** START OF ENTRIES SUPPLIED **

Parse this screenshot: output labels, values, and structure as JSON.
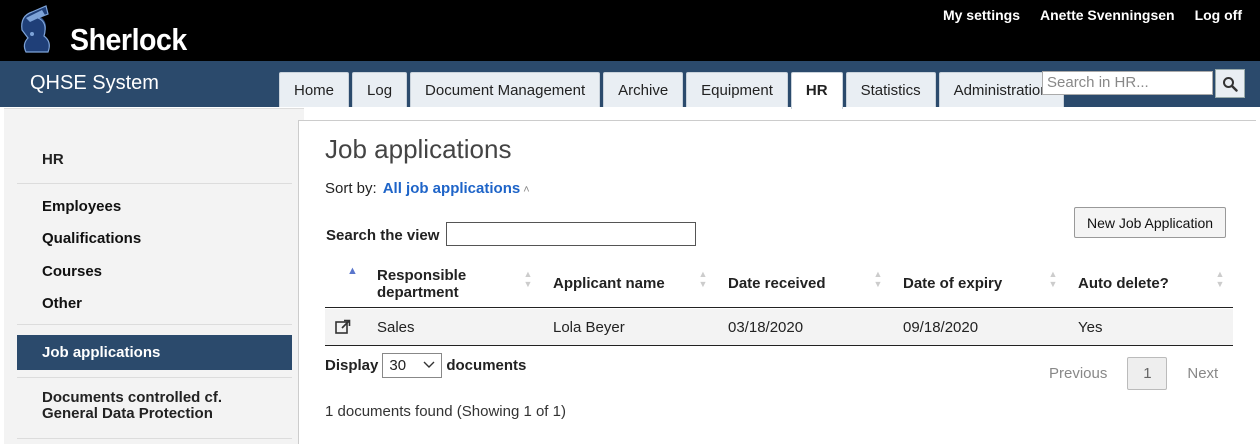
{
  "header": {
    "logo_text": "Sherlock",
    "links": [
      "My settings",
      "Anette Svenningsen",
      "Log off"
    ]
  },
  "nav": {
    "brand": "QHSE System",
    "tabs": [
      "Home",
      "Log",
      "Document Management",
      "Archive",
      "Equipment",
      "HR",
      "Statistics",
      "Administration"
    ],
    "active_tab": "HR",
    "search_placeholder": "Search in HR...",
    "search_icon": "search-icon"
  },
  "sidebar": {
    "heading": "HR",
    "items": [
      "Employees",
      "Qualifications",
      "Courses",
      "Other"
    ],
    "active_item": "Job applications",
    "last_item": "Documents controlled cf. General Data Protection"
  },
  "main": {
    "title": "Job applications",
    "sort_label": "Sort by:",
    "sort_value": "All job applications",
    "new_button": "New Job Application",
    "search_label": "Search the view",
    "search_value": "",
    "columns": [
      "Responsible department",
      "Applicant name",
      "Date received",
      "Date of expiry",
      "Auto delete?"
    ],
    "rows": [
      {
        "department": "Sales",
        "applicant": "Lola Beyer",
        "received": "03/18/2020",
        "expiry": "09/18/2020",
        "auto_delete": "Yes"
      }
    ],
    "display_label": "Display",
    "page_size": "30",
    "documents_label": "documents",
    "pager": {
      "previous": "Previous",
      "current": "1",
      "next": "Next"
    },
    "found_text": "1 documents found (Showing 1 of 1)"
  },
  "colors": {
    "navy": "#2b4a6c",
    "link_blue": "#1e64c8",
    "black_bar": "#000000"
  }
}
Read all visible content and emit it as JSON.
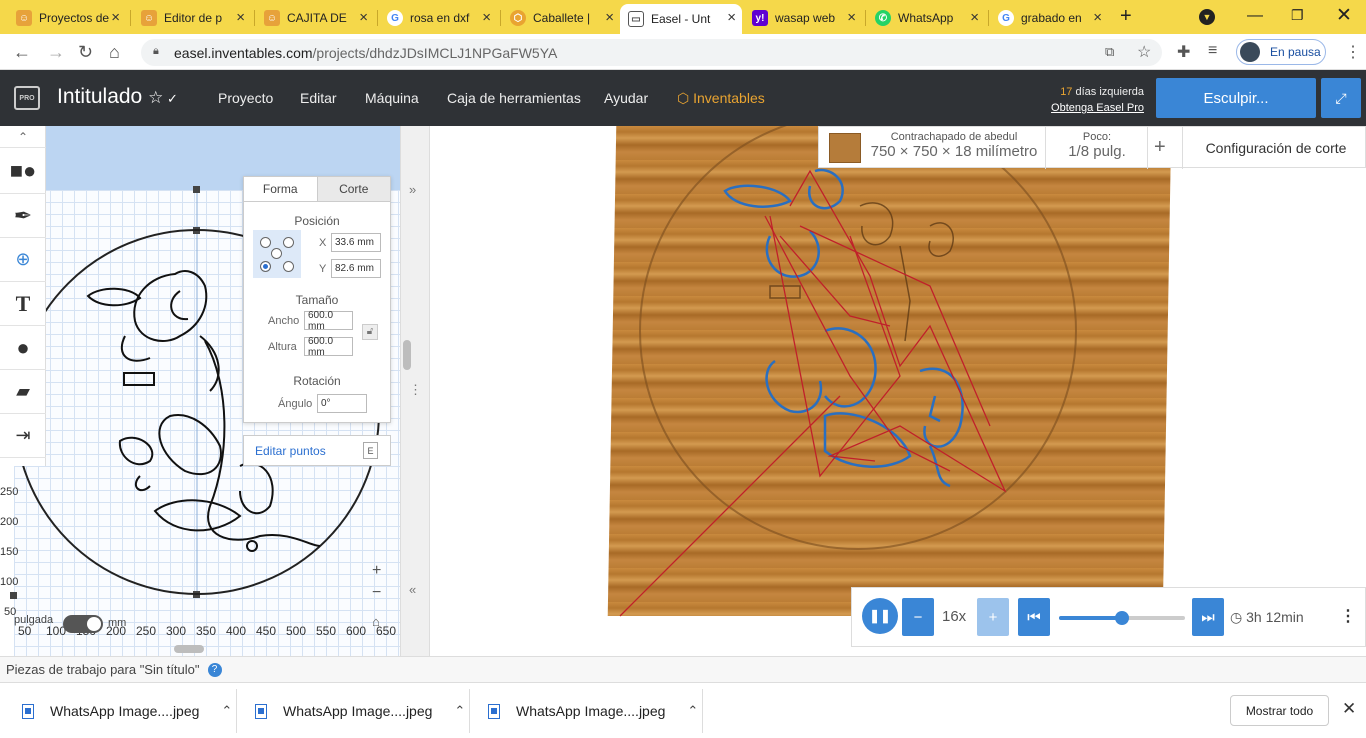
{
  "browser": {
    "tabs": [
      {
        "title": "Proyectos de",
        "icon": "maker-icon",
        "active": false
      },
      {
        "title": "Editor de p",
        "icon": "maker-icon",
        "active": false
      },
      {
        "title": "CAJITA DE",
        "icon": "maker-icon",
        "active": false
      },
      {
        "title": "rosa en dxf",
        "icon": "google-icon",
        "active": false
      },
      {
        "title": "Caballete |",
        "icon": "inventables-icon",
        "active": false
      },
      {
        "title": "Easel - Unt",
        "icon": "easel-icon",
        "active": true
      },
      {
        "title": "wasap web",
        "icon": "yahoo-icon",
        "active": false
      },
      {
        "title": "WhatsApp",
        "icon": "whatsapp-icon",
        "active": false
      },
      {
        "title": "grabado en",
        "icon": "google-icon",
        "active": false
      }
    ],
    "new_tab": "+",
    "url_host": "easel.inventables.com",
    "url_path": "/projects/dhdzJDsIMCLJ1NPGaFW5YA",
    "profile_status": "En pausa"
  },
  "app": {
    "logo_text": "PRO",
    "project_title": "Intitulado",
    "menu": [
      "Proyecto",
      "Editar",
      "Máquina",
      "Caja de herramientas",
      "Ayudar"
    ],
    "inventables_label": "Inventables",
    "trial_days": "17",
    "trial_text": "días izquierda",
    "trial_link": "Obtenga Easel Pro",
    "carve_button": "Esculpir..."
  },
  "canvas": {
    "ruler_bottom": [
      "50",
      "100",
      "150",
      "200",
      "250",
      "300",
      "350",
      "400",
      "450",
      "500",
      "550",
      "600",
      "650"
    ],
    "ruler_left": [
      "250",
      "200",
      "150",
      "100",
      "50"
    ],
    "unit_left": "pulgada",
    "unit_right": "mm"
  },
  "properties": {
    "tab_shape": "Forma",
    "tab_cut": "Corte",
    "position_title": "Posición",
    "x_label": "X",
    "x_value": "33.6 mm",
    "y_label": "Y",
    "y_value": "82.6 mm",
    "size_title": "Tamaño",
    "width_label": "Ancho",
    "width_value": "600.0 mm",
    "height_label": "Altura",
    "height_value": "600.0 mm",
    "rotation_title": "Rotación",
    "angle_label": "Ángulo",
    "angle_value": "0°",
    "edit_points": "Editar puntos",
    "edit_points_key": "E"
  },
  "material": {
    "name": "Contrachapado de abedul",
    "dimensions": "750 × 750 × 18 milímetro",
    "bit_label": "Poco:",
    "bit_value": "1/8 pulg.",
    "add": "+",
    "cut_settings": "Configuración de corte"
  },
  "playback": {
    "speed": "16x",
    "progress": 0.5,
    "time": "3h 12min"
  },
  "status": {
    "text": "Piezas de trabajo para \"Sin título\"",
    "help": "?"
  },
  "downloads": {
    "items": [
      "WhatsApp Image....jpeg",
      "WhatsApp Image....jpeg",
      "WhatsApp Image....jpeg"
    ],
    "show_all": "Mostrar todo"
  },
  "colors": {
    "accent": "#3a86d6",
    "header_bg": "#2f3236",
    "tabstrip": "#f5d84a",
    "toolpath_blue": "#2a6fc0",
    "toolpath_red": "#c0202a",
    "inventables_orange": "#e9a431"
  }
}
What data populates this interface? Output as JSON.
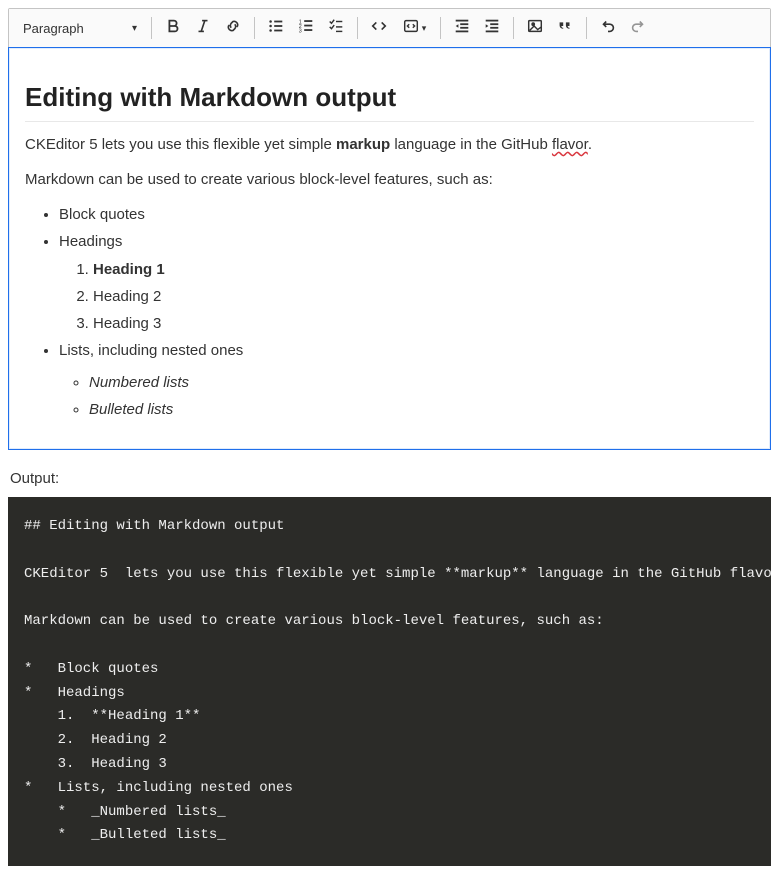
{
  "toolbar": {
    "heading_select": "Paragraph"
  },
  "content": {
    "h2": "Editing with Markdown output",
    "p1_a": "CKEditor 5  lets you use this flexible yet simple ",
    "p1_markup": "markup",
    "p1_b": " language in the GitHub ",
    "p1_flavor": "flavor",
    "p1_c": ".",
    "p2": "Markdown can be used to create various block-level features, such as:",
    "li_block_quotes": "Block quotes",
    "li_headings": "Headings",
    "li_h1": "Heading 1",
    "li_h2": "Heading 2",
    "li_h3": "Heading 3",
    "li_lists": "Lists, including nested ones",
    "li_numbered": "Numbered lists",
    "li_bulleted": "Bulleted lists"
  },
  "output_label": "Output:",
  "output_text": "## Editing with Markdown output\n\nCKEditor 5  lets you use this flexible yet simple **markup** language in the GitHub flavor.\n\nMarkdown can be used to create various block-level features, such as:\n\n*   Block quotes\n*   Headings\n    1.  **Heading 1**\n    2.  Heading 2\n    3.  Heading 3\n*   Lists, including nested ones\n    *   _Numbered lists_\n    *   _Bulleted lists_"
}
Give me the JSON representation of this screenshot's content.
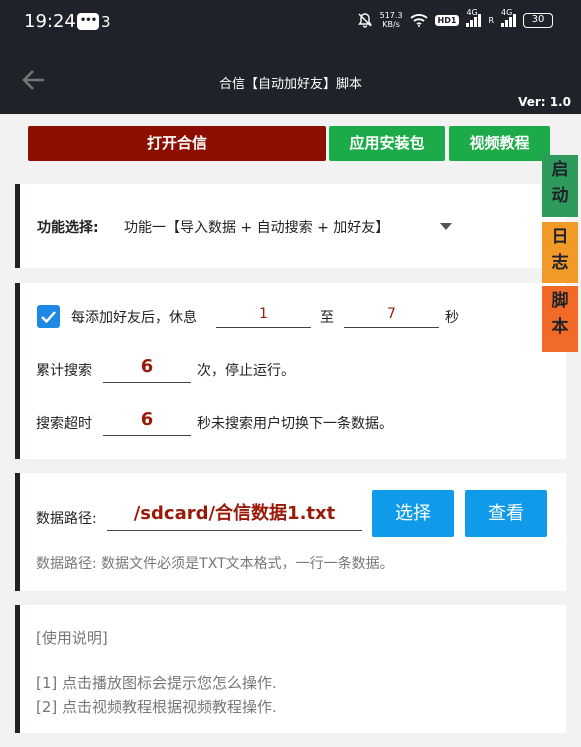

** END OF ENTRIES SUPPLIED **

# [WHAT THE TASK ASKS]
From the records above, copy every line that holds the word "simple".

# [ANSWER BELOW]
    "p1_a": "CKEditor 5  lets you use this flexible yet simple ",
  "output_text": "## Editing with Markdown output\n\nCKEditor 5  lets you use this flexible yet simple **markup** language in the GitHub flavor.\n\nMarkdown can be used to create various block-level features, such as:\n\n*   Block quotes\n*   Headings\n    1.  **Heading 1**\n    2.  Heading 2\n    3.  Heading 3\n*   Lists, including nested ones\n    *   _Numbered lists_\n    *   _Bulleted lists_"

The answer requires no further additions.